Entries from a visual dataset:

begin

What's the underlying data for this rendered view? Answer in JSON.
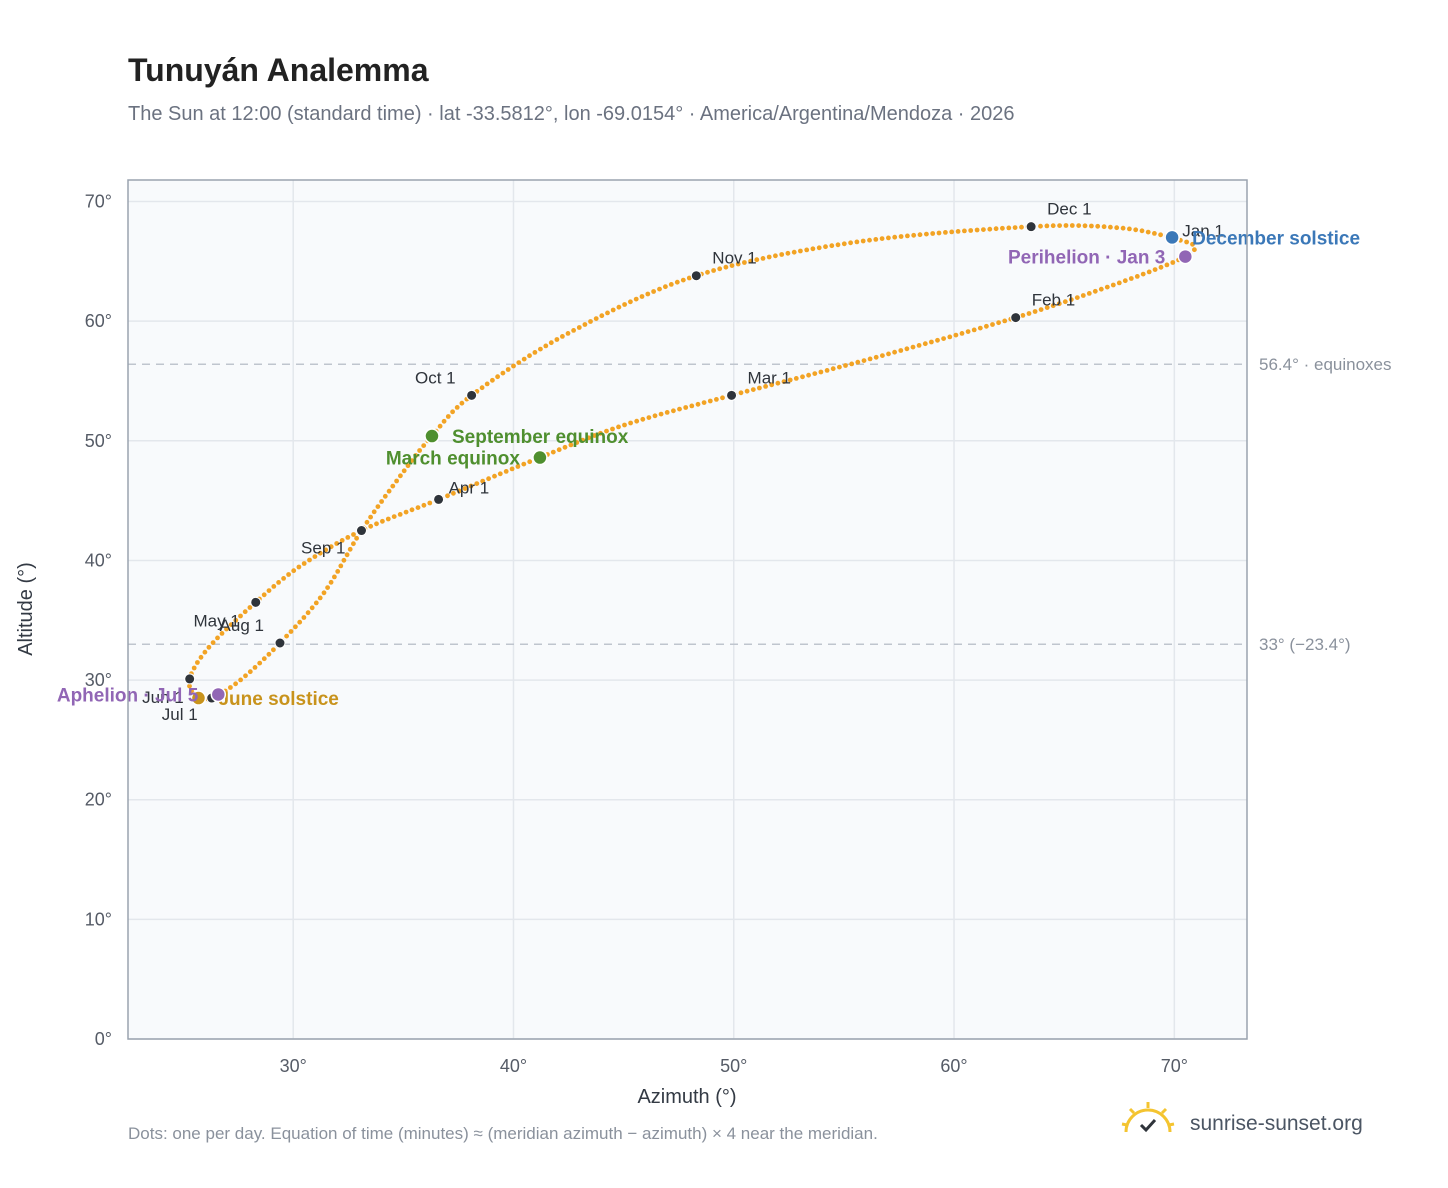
{
  "title": "Tunuyán Analemma",
  "subtitle": "The Sun at 12:00 (standard time) · lat -33.5812°, lon -69.0154° · America/Argentina/Mendoza · 2026",
  "footnote": "Dots: one per day. Equation of time (minutes) ≈ (meridian azimuth − azimuth) × 4 near the meridian.",
  "brand": {
    "name": "sunrise-sunset.org",
    "logo_icon": "sun-check-icon"
  },
  "colors": {
    "curve": "#f2a324",
    "month_dot": "#2f343b",
    "equinox": "#4f8f2f",
    "december_solstice": "#3b78b8",
    "june_solstice": "#c8931c",
    "apsis": "#9166b5",
    "plot_bg": "#f8fafc",
    "grid": "#e3e7ec",
    "frame": "#9aa3af",
    "ref_line": "#bfc5ce"
  },
  "chart_data": {
    "type": "scatter",
    "xlabel": "Azimuth (°)",
    "ylabel": "Altitude (°)",
    "xlim": [
      22.5,
      73.3
    ],
    "ylim": [
      0,
      71.8
    ],
    "xticks": [
      {
        "value": 30,
        "label": "30°"
      },
      {
        "value": 40,
        "label": "40°"
      },
      {
        "value": 50,
        "label": "50°"
      },
      {
        "value": 60,
        "label": "60°"
      },
      {
        "value": 70,
        "label": "70°"
      }
    ],
    "yticks": [
      {
        "value": 0,
        "label": "0°"
      },
      {
        "value": 10,
        "label": "10°"
      },
      {
        "value": 20,
        "label": "20°"
      },
      {
        "value": 30,
        "label": "30°"
      },
      {
        "value": 40,
        "label": "40°"
      },
      {
        "value": 50,
        "label": "50°"
      },
      {
        "value": 60,
        "label": "60°"
      },
      {
        "value": 70,
        "label": "70°"
      }
    ],
    "grid": true,
    "reference_lines": [
      {
        "y": 56.4,
        "label": "56.4° · equinoxes"
      },
      {
        "y": 33.0,
        "label": "33° (−23.4°)"
      }
    ],
    "month_points": [
      {
        "label": "Jan 1",
        "x": 70.0,
        "y": 66.9
      },
      {
        "label": "Feb 1",
        "x": 62.8,
        "y": 60.3
      },
      {
        "label": "Mar 1",
        "x": 49.9,
        "y": 53.8
      },
      {
        "label": "Apr 1",
        "x": 36.6,
        "y": 45.1
      },
      {
        "label": "May 1",
        "x": 28.3,
        "y": 36.5
      },
      {
        "label": "Jun 1",
        "x": 25.3,
        "y": 30.1
      },
      {
        "label": "Jul 1",
        "x": 26.3,
        "y": 28.5
      },
      {
        "label": "Aug 1",
        "x": 29.4,
        "y": 33.1
      },
      {
        "label": "Sep 1",
        "x": 33.1,
        "y": 42.5
      },
      {
        "label": "Oct 1",
        "x": 38.1,
        "y": 53.8
      },
      {
        "label": "Nov 1",
        "x": 48.3,
        "y": 63.8
      },
      {
        "label": "Dec 1",
        "x": 63.5,
        "y": 67.9
      }
    ],
    "events": [
      {
        "label": "March equinox",
        "x": 41.2,
        "y": 48.6,
        "color_key": "equinox"
      },
      {
        "label": "September equinox",
        "x": 36.3,
        "y": 50.4,
        "color_key": "equinox"
      },
      {
        "label": "December solstice",
        "x": 69.9,
        "y": 67.0,
        "color_key": "december_solstice"
      },
      {
        "label": "June solstice",
        "x": 25.7,
        "y": 28.5,
        "color_key": "june_solstice"
      },
      {
        "label": "Perihelion · Jan 3",
        "x": 70.5,
        "y": 65.4,
        "color_key": "apsis"
      },
      {
        "label": "Aphelion · Jul 5",
        "x": 26.6,
        "y": 28.8,
        "color_key": "apsis"
      }
    ],
    "curve_path": [
      {
        "x": 70.0,
        "y": 66.9
      },
      {
        "x": 70.9,
        "y": 66.3
      },
      {
        "x": 70.4,
        "y": 65.3
      },
      {
        "x": 67.5,
        "y": 63.2
      },
      {
        "x": 62.8,
        "y": 60.3
      },
      {
        "x": 56.5,
        "y": 57.0
      },
      {
        "x": 49.9,
        "y": 53.8
      },
      {
        "x": 45.0,
        "y": 51.3
      },
      {
        "x": 41.2,
        "y": 48.6
      },
      {
        "x": 36.6,
        "y": 45.1
      },
      {
        "x": 33.1,
        "y": 42.5
      },
      {
        "x": 30.3,
        "y": 39.5
      },
      {
        "x": 28.3,
        "y": 36.5
      },
      {
        "x": 26.2,
        "y": 32.8
      },
      {
        "x": 25.3,
        "y": 30.1
      },
      {
        "x": 25.6,
        "y": 28.6
      },
      {
        "x": 26.3,
        "y": 28.5
      },
      {
        "x": 27.6,
        "y": 30.0
      },
      {
        "x": 29.4,
        "y": 33.1
      },
      {
        "x": 31.4,
        "y": 37.3
      },
      {
        "x": 33.1,
        "y": 42.5
      },
      {
        "x": 35.0,
        "y": 47.4
      },
      {
        "x": 36.3,
        "y": 50.4
      },
      {
        "x": 38.1,
        "y": 53.8
      },
      {
        "x": 42.5,
        "y": 59.0
      },
      {
        "x": 48.3,
        "y": 63.8
      },
      {
        "x": 55.5,
        "y": 66.6
      },
      {
        "x": 63.5,
        "y": 67.9
      },
      {
        "x": 67.5,
        "y": 67.8
      },
      {
        "x": 69.9,
        "y": 67.0
      },
      {
        "x": 70.0,
        "y": 66.9
      }
    ]
  }
}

end

**YOUR TASK**
Extract all the data above exactly, excluding every picture.

**RESPONSE TO THIS TASK**
What's the underlying data for this rendered view? Answer in JSON.
{
  "title": "Tunuyán Analemma",
  "subtitle": "The Sun at 12:00 (standard time) · lat -33.5812°, lon -69.0154° · America/Argentina/Mendoza · 2026",
  "footnote": "Dots: one per day. Equation of time (minutes) ≈ (meridian azimuth − azimuth) × 4 near the meridian.",
  "brand": {
    "name": "sunrise-sunset.org",
    "logo_icon": "sun-check-icon"
  },
  "colors": {
    "curve": "#f2a324",
    "month_dot": "#2f343b",
    "equinox": "#4f8f2f",
    "december_solstice": "#3b78b8",
    "june_solstice": "#c8931c",
    "apsis": "#9166b5",
    "plot_bg": "#f8fafc",
    "grid": "#e3e7ec",
    "frame": "#9aa3af",
    "ref_line": "#bfc5ce"
  },
  "chart_data": {
    "type": "scatter",
    "xlabel": "Azimuth (°)",
    "ylabel": "Altitude (°)",
    "xlim": [
      22.5,
      73.3
    ],
    "ylim": [
      0,
      71.8
    ],
    "xticks": [
      {
        "value": 30,
        "label": "30°"
      },
      {
        "value": 40,
        "label": "40°"
      },
      {
        "value": 50,
        "label": "50°"
      },
      {
        "value": 60,
        "label": "60°"
      },
      {
        "value": 70,
        "label": "70°"
      }
    ],
    "yticks": [
      {
        "value": 0,
        "label": "0°"
      },
      {
        "value": 10,
        "label": "10°"
      },
      {
        "value": 20,
        "label": "20°"
      },
      {
        "value": 30,
        "label": "30°"
      },
      {
        "value": 40,
        "label": "40°"
      },
      {
        "value": 50,
        "label": "50°"
      },
      {
        "value": 60,
        "label": "60°"
      },
      {
        "value": 70,
        "label": "70°"
      }
    ],
    "grid": true,
    "reference_lines": [
      {
        "y": 56.4,
        "label": "56.4° · equinoxes"
      },
      {
        "y": 33.0,
        "label": "33° (−23.4°)"
      }
    ],
    "month_points": [
      {
        "label": "Jan 1",
        "x": 70.0,
        "y": 66.9
      },
      {
        "label": "Feb 1",
        "x": 62.8,
        "y": 60.3
      },
      {
        "label": "Mar 1",
        "x": 49.9,
        "y": 53.8
      },
      {
        "label": "Apr 1",
        "x": 36.6,
        "y": 45.1
      },
      {
        "label": "May 1",
        "x": 28.3,
        "y": 36.5
      },
      {
        "label": "Jun 1",
        "x": 25.3,
        "y": 30.1
      },
      {
        "label": "Jul 1",
        "x": 26.3,
        "y": 28.5
      },
      {
        "label": "Aug 1",
        "x": 29.4,
        "y": 33.1
      },
      {
        "label": "Sep 1",
        "x": 33.1,
        "y": 42.5
      },
      {
        "label": "Oct 1",
        "x": 38.1,
        "y": 53.8
      },
      {
        "label": "Nov 1",
        "x": 48.3,
        "y": 63.8
      },
      {
        "label": "Dec 1",
        "x": 63.5,
        "y": 67.9
      }
    ],
    "events": [
      {
        "label": "March equinox",
        "x": 41.2,
        "y": 48.6,
        "color_key": "equinox"
      },
      {
        "label": "September equinox",
        "x": 36.3,
        "y": 50.4,
        "color_key": "equinox"
      },
      {
        "label": "December solstice",
        "x": 69.9,
        "y": 67.0,
        "color_key": "december_solstice"
      },
      {
        "label": "June solstice",
        "x": 25.7,
        "y": 28.5,
        "color_key": "june_solstice"
      },
      {
        "label": "Perihelion · Jan 3",
        "x": 70.5,
        "y": 65.4,
        "color_key": "apsis"
      },
      {
        "label": "Aphelion · Jul 5",
        "x": 26.6,
        "y": 28.8,
        "color_key": "apsis"
      }
    ],
    "curve_path": [
      {
        "x": 70.0,
        "y": 66.9
      },
      {
        "x": 70.9,
        "y": 66.3
      },
      {
        "x": 70.4,
        "y": 65.3
      },
      {
        "x": 67.5,
        "y": 63.2
      },
      {
        "x": 62.8,
        "y": 60.3
      },
      {
        "x": 56.5,
        "y": 57.0
      },
      {
        "x": 49.9,
        "y": 53.8
      },
      {
        "x": 45.0,
        "y": 51.3
      },
      {
        "x": 41.2,
        "y": 48.6
      },
      {
        "x": 36.6,
        "y": 45.1
      },
      {
        "x": 33.1,
        "y": 42.5
      },
      {
        "x": 30.3,
        "y": 39.5
      },
      {
        "x": 28.3,
        "y": 36.5
      },
      {
        "x": 26.2,
        "y": 32.8
      },
      {
        "x": 25.3,
        "y": 30.1
      },
      {
        "x": 25.6,
        "y": 28.6
      },
      {
        "x": 26.3,
        "y": 28.5
      },
      {
        "x": 27.6,
        "y": 30.0
      },
      {
        "x": 29.4,
        "y": 33.1
      },
      {
        "x": 31.4,
        "y": 37.3
      },
      {
        "x": 33.1,
        "y": 42.5
      },
      {
        "x": 35.0,
        "y": 47.4
      },
      {
        "x": 36.3,
        "y": 50.4
      },
      {
        "x": 38.1,
        "y": 53.8
      },
      {
        "x": 42.5,
        "y": 59.0
      },
      {
        "x": 48.3,
        "y": 63.8
      },
      {
        "x": 55.5,
        "y": 66.6
      },
      {
        "x": 63.5,
        "y": 67.9
      },
      {
        "x": 67.5,
        "y": 67.8
      },
      {
        "x": 69.9,
        "y": 67.0
      },
      {
        "x": 70.0,
        "y": 66.9
      }
    ]
  }
}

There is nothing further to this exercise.